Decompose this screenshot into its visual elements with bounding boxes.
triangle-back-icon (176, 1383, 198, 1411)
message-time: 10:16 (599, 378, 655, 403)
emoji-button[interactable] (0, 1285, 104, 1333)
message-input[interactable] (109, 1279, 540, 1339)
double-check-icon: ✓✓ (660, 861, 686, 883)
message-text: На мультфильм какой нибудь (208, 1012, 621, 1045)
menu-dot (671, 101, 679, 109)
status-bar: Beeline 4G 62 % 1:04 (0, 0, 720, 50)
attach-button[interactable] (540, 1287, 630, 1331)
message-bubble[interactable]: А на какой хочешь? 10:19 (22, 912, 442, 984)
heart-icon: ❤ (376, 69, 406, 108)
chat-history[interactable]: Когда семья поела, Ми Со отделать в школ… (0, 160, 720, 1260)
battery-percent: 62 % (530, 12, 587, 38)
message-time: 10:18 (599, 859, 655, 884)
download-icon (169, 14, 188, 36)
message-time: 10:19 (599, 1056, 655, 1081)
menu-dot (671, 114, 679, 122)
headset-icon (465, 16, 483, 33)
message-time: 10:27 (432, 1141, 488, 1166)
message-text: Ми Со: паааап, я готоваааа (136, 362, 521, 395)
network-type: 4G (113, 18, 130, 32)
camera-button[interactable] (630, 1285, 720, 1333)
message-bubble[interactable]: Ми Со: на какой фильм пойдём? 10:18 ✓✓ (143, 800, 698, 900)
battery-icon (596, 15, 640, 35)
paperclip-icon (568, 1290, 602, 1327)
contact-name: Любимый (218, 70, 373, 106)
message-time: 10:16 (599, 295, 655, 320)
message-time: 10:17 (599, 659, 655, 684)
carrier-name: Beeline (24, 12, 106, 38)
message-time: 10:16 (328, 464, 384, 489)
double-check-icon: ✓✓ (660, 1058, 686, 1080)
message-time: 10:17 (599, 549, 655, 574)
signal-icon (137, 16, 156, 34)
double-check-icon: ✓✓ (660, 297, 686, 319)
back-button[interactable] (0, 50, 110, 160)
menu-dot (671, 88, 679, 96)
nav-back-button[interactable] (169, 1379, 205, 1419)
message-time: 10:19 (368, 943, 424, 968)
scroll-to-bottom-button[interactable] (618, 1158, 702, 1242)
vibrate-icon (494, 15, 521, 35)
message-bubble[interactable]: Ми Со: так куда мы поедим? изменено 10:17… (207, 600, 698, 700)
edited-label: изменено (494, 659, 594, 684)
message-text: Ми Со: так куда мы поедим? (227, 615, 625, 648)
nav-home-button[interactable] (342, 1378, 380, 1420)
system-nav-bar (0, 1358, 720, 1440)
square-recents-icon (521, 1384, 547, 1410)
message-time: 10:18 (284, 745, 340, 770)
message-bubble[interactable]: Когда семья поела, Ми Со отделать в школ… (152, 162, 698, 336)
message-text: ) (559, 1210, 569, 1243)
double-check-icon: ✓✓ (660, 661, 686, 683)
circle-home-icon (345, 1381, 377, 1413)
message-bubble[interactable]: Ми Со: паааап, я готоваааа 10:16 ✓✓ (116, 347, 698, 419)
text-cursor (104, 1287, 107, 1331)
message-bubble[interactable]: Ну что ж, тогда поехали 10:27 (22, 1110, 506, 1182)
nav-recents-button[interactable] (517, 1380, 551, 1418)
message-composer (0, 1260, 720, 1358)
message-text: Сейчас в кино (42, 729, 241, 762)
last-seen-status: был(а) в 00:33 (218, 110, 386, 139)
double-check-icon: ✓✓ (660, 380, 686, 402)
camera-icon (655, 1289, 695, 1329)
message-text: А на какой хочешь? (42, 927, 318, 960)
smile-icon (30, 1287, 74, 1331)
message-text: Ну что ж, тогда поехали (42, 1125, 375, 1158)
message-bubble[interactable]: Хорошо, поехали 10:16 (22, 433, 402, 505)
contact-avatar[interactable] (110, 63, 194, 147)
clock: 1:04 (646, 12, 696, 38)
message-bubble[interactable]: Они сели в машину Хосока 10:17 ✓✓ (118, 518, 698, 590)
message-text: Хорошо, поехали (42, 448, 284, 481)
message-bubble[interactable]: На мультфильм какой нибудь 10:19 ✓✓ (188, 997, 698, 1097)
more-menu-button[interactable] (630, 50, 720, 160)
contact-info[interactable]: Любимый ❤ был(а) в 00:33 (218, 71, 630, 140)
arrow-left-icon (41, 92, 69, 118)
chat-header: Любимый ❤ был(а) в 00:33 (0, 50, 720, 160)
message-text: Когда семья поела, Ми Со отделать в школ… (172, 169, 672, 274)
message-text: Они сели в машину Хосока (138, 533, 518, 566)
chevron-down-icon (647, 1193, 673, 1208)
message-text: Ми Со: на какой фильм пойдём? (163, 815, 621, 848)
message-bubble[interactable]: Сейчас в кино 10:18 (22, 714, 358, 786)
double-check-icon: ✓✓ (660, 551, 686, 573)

☆ ☆ ☆ ☆ ☆

* Problem to work on: Write out verbatim the lines above, from the first line through the line containing "double-check-icon: ✓✓ (660, 861, 686, 883)", inclusive.

* The result:
Decompose this screenshot into its visual elements with bounding boxes.
triangle-back-icon (176, 1383, 198, 1411)
message-time: 10:16 (599, 378, 655, 403)
emoji-button[interactable] (0, 1285, 104, 1333)
message-input[interactable] (109, 1279, 540, 1339)
double-check-icon: ✓✓ (660, 861, 686, 883)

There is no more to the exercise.